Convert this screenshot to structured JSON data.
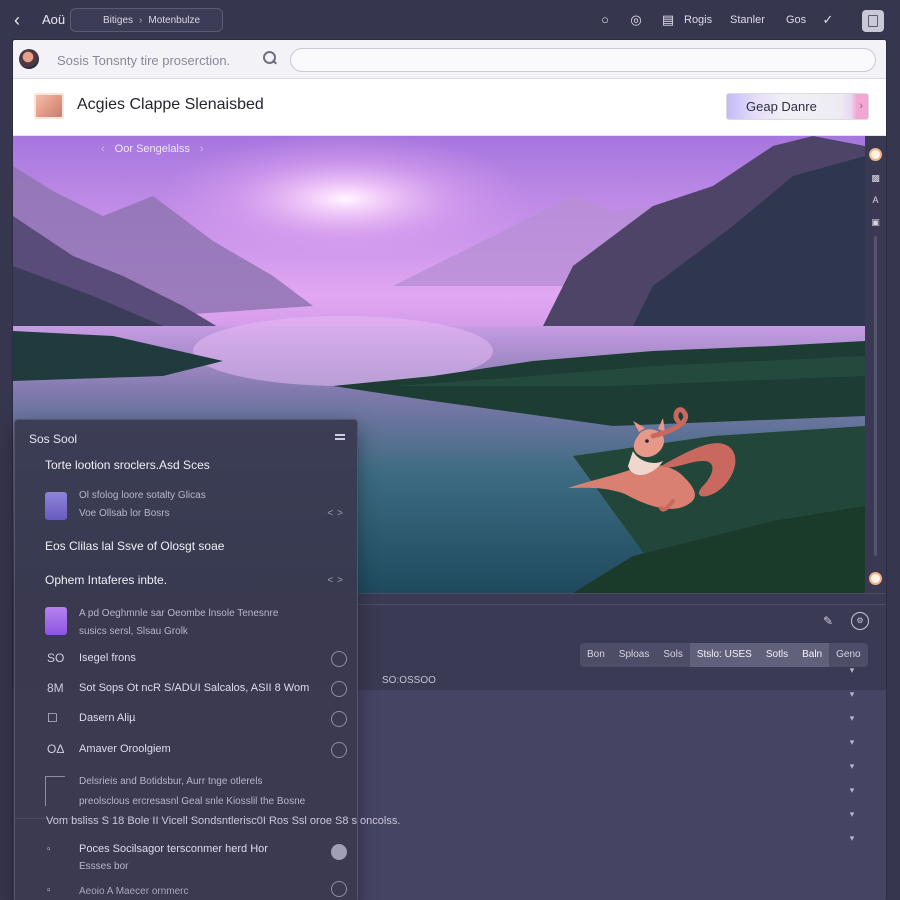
{
  "topbar": {
    "app_name": "Aoü",
    "crumb_a": "Bitiges",
    "crumb_b": "Motenbulze",
    "link_1": "Rogis",
    "link_2": "Stanler",
    "link_3": "Gos"
  },
  "search": {
    "placeholder": "Sosis Tonsnty tire proserction."
  },
  "header": {
    "title": "Acgies Clappe Slenaisbed",
    "cta_label": "Geap Danre"
  },
  "hero": {
    "caption": "Oor Sengelalss"
  },
  "toolbar": {
    "segments": [
      "Bon",
      "Sploas",
      "Sols",
      "Stslo: USES",
      "Sotls",
      "Baln",
      "Geno"
    ],
    "meta": "SO:OSSOO"
  },
  "panel": {
    "title": "Sos Sool",
    "section_1": "Torte lootion sroclers.Asd Sces",
    "item_1_line_1": "Ol sfolog loore sotalty Glicas",
    "item_1_line_2": "Voe Ollsab lor Bosrs",
    "section_2": "Eos   Clilas lal Ssve of Olosgt soae",
    "section_3": "Ophem Intaferes inbte.",
    "item_2_line_1": "A pd Oeghmnle sar Oeombe lnsole Tenesnre",
    "item_2_line_2": "susics sersl, Slsau Grolk",
    "opt_1_glyph": "SO",
    "opt_1_label": "Isegel frons",
    "opt_2_glyph": "8M",
    "opt_2_label": "Sot Sops Ot ncR S/ADUI Salcalos, ASII  8  Wom",
    "opt_3_glyph": "☐",
    "opt_3_label": "Dasern Aliµ",
    "opt_4_glyph": "OΔ",
    "opt_4_label": "Amaver Oroolgiem",
    "note_line_1": "Delsrieis and Botidsbur, Aurr tnge otlerels",
    "note_line_2": "preolsclous ercresasnl  Geal snle Kiosslil the Bosne",
    "wide_line": "Vom   bsliss  S 18 Bole II Vicell Sondsntlerisc0I Ros Ssl oroe S8 s oncolss.",
    "opt_5_label": "Poces  Socilsagor tersconmer herd Hor",
    "opt_5_sub": "Essses bor",
    "opt_6_label": "Aeoio A Maecer ornmerc"
  },
  "colors": {
    "background": "#37364f",
    "accent": "#b683f0",
    "sun": "#f4d3f7"
  }
}
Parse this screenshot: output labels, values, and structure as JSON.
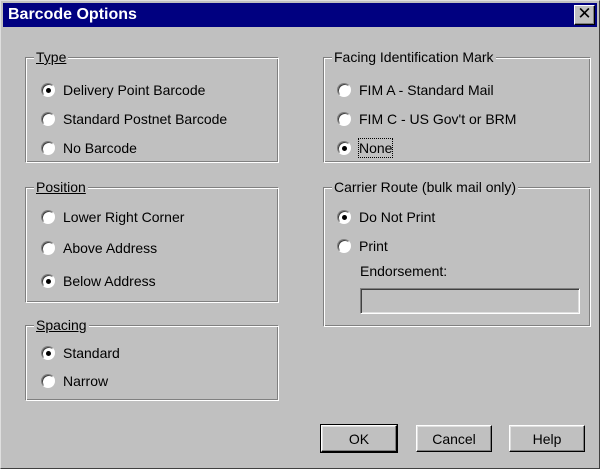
{
  "window": {
    "title": "Barcode Options",
    "close_glyph": "✕"
  },
  "type_group": {
    "label": "Type",
    "options": [
      {
        "label": "Delivery Point Barcode",
        "checked": true
      },
      {
        "label": "Standard Postnet Barcode",
        "checked": false
      },
      {
        "label": "No Barcode",
        "checked": false
      }
    ]
  },
  "position_group": {
    "label": "Position",
    "options": [
      {
        "label": "Lower Right Corner",
        "checked": false
      },
      {
        "label": "Above Address",
        "checked": false
      },
      {
        "label": "Below Address",
        "checked": true
      }
    ]
  },
  "spacing_group": {
    "label": "Spacing",
    "options": [
      {
        "label": "Standard",
        "checked": true
      },
      {
        "label": "Narrow",
        "checked": false
      }
    ]
  },
  "fim_group": {
    "label": "Facing Identification Mark",
    "options": [
      {
        "label": "FIM A - Standard Mail",
        "checked": false
      },
      {
        "label": "FIM C - US Gov't or BRM",
        "checked": false
      },
      {
        "label": "None",
        "checked": true
      }
    ]
  },
  "carrier_group": {
    "label": "Carrier Route  (bulk mail only)",
    "options": [
      {
        "label": "Do Not Print",
        "checked": true
      },
      {
        "label": "Print",
        "checked": false
      }
    ],
    "endorsement_label": "Endorsement:",
    "endorsement_value": ""
  },
  "buttons": {
    "ok": "OK",
    "cancel": "Cancel",
    "help": "Help"
  },
  "colors": {
    "face": "#c0c0c0",
    "titlebar": "#000080",
    "title_text": "#ffffff"
  },
  "icons": {
    "close": "close-icon"
  }
}
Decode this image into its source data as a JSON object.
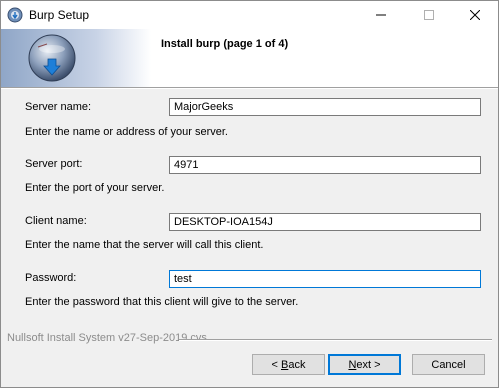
{
  "window": {
    "title": "Burp Setup",
    "icon": "burp-installer-icon",
    "controls": {
      "minimize": "minimize-icon",
      "maximize": "maximize-icon",
      "close": "close-icon"
    }
  },
  "header": {
    "title": "Install burp (page 1 of 4)",
    "logo": "burp-logo-icon"
  },
  "form": {
    "server_name": {
      "label": "Server name:",
      "value": "MajorGeeks",
      "hint": "Enter the name or address of your server."
    },
    "server_port": {
      "label": "Server port:",
      "value": "4971",
      "hint": "Enter the port of your server."
    },
    "client_name": {
      "label": "Client name:",
      "value": "DESKTOP-IOA154J",
      "hint": "Enter the name that the server will call this client."
    },
    "password": {
      "label": "Password:",
      "value": "test",
      "hint": "Enter the password that this client will give to the server."
    }
  },
  "footer": {
    "brand": "Nullsoft Install System v27-Sep-2019.cvs",
    "buttons": {
      "back": {
        "accel": "B",
        "prefix": "< ",
        "rest": "ack"
      },
      "next": {
        "accel": "N",
        "prefix": "",
        "rest": "ext >"
      },
      "cancel": "Cancel"
    }
  },
  "colors": {
    "accent": "#0078d7",
    "window_bg": "#f0f0f0",
    "header_gradient_start": "#8fa6c7"
  }
}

» **Instructions to follow**
From the records above, pull out each line that has "JSON".

» **Result for this task**
Convert this screenshot to structured JSON data.
Parse this screenshot: output labels, values, and structure as JSON.
Decode this image into its source data as a JSON object.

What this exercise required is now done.